-------- Dataset excerpts
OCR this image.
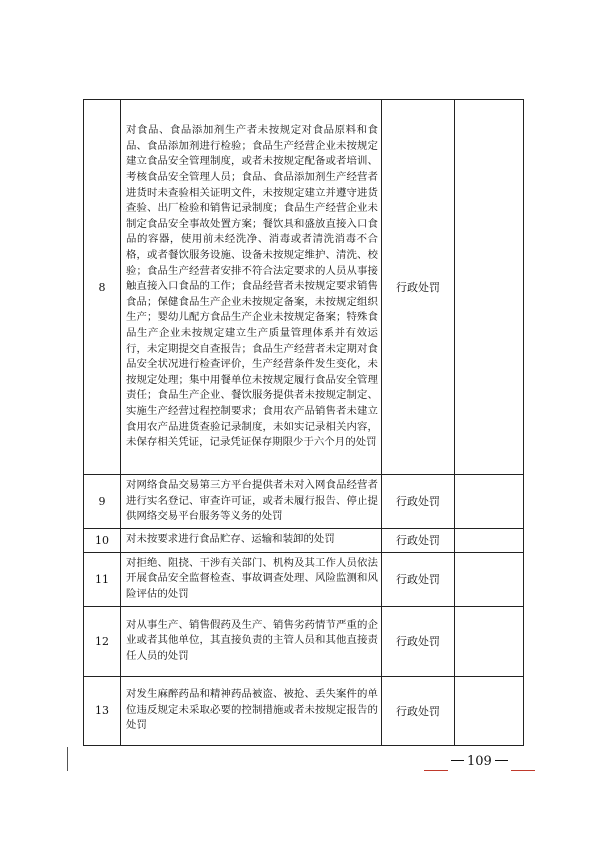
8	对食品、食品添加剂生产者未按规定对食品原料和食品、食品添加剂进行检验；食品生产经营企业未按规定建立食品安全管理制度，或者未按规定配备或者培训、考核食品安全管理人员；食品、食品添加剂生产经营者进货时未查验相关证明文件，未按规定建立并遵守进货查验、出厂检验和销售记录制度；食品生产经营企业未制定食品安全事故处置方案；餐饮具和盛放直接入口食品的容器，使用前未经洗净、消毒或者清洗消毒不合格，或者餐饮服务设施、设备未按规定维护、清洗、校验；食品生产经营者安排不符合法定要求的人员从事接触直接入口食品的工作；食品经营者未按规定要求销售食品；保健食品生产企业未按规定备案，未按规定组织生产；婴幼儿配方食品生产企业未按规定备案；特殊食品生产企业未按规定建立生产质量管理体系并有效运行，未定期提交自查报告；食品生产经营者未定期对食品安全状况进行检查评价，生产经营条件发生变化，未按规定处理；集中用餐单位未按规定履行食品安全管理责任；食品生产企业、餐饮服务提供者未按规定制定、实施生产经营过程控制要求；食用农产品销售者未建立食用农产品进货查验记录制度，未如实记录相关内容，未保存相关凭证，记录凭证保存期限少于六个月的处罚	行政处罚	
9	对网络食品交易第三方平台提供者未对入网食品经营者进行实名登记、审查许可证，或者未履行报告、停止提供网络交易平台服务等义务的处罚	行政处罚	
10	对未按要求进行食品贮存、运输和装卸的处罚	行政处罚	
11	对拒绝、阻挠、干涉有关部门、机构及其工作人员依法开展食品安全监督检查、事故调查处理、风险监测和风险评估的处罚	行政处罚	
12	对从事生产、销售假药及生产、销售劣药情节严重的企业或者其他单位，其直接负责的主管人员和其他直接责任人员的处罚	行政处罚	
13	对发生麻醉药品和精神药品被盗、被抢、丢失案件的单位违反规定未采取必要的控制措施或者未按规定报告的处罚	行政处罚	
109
----------------
Repeat each record exactly, with the pictures left out.

## The result
OCR this image.
8	对食品、食品添加剂生产者未按规定对食品原料和食品、食品添加剂进行检验；食品生产经营企业未按规定建立食品安全管理制度，或者未按规定配备或者培训、考核食品安全管理人员；食品、食品添加剂生产经营者进货时未查验相关证明文件，未按规定建立并遵守进货查验、出厂检验和销售记录制度；食品生产经营企业未制定食品安全事故处置方案；餐饮具和盛放直接入口食品的容器，使用前未经洗净、消毒或者清洗消毒不合格，或者餐饮服务设施、设备未按规定维护、清洗、校验；食品生产经营者安排不符合法定要求的人员从事接触直接入口食品的工作；食品经营者未按规定要求销售食品；保健食品生产企业未按规定备案，未按规定组织生产；婴幼儿配方食品生产企业未按规定备案；特殊食品生产企业未按规定建立生产质量管理体系并有效运行，未定期提交自查报告；食品生产经营者未定期对食品安全状况进行检查评价，生产经营条件发生变化，未按规定处理；集中用餐单位未按规定履行食品安全管理责任；食品生产企业、餐饮服务提供者未按规定制定、实施生产经营过程控制要求；食用农产品销售者未建立食用农产品进货查验记录制度，未如实记录相关内容，未保存相关凭证，记录凭证保存期限少于六个月的处罚	行政处罚	
9	对网络食品交易第三方平台提供者未对入网食品经营者进行实名登记、审查许可证，或者未履行报告、停止提供网络交易平台服务等义务的处罚	行政处罚	
10	对未按要求进行食品贮存、运输和装卸的处罚	行政处罚	
11	对拒绝、阻挠、干涉有关部门、机构及其工作人员依法开展食品安全监督检查、事故调查处理、风险监测和风险评估的处罚	行政处罚	
12	对从事生产、销售假药及生产、销售劣药情节严重的企业或者其他单位，其直接负责的主管人员和其他直接责任人员的处罚	行政处罚	
13	对发生麻醉药品和精神药品被盗、被抢、丢失案件的单位违反规定未采取必要的控制措施或者未按规定报告的处罚	行政处罚	
109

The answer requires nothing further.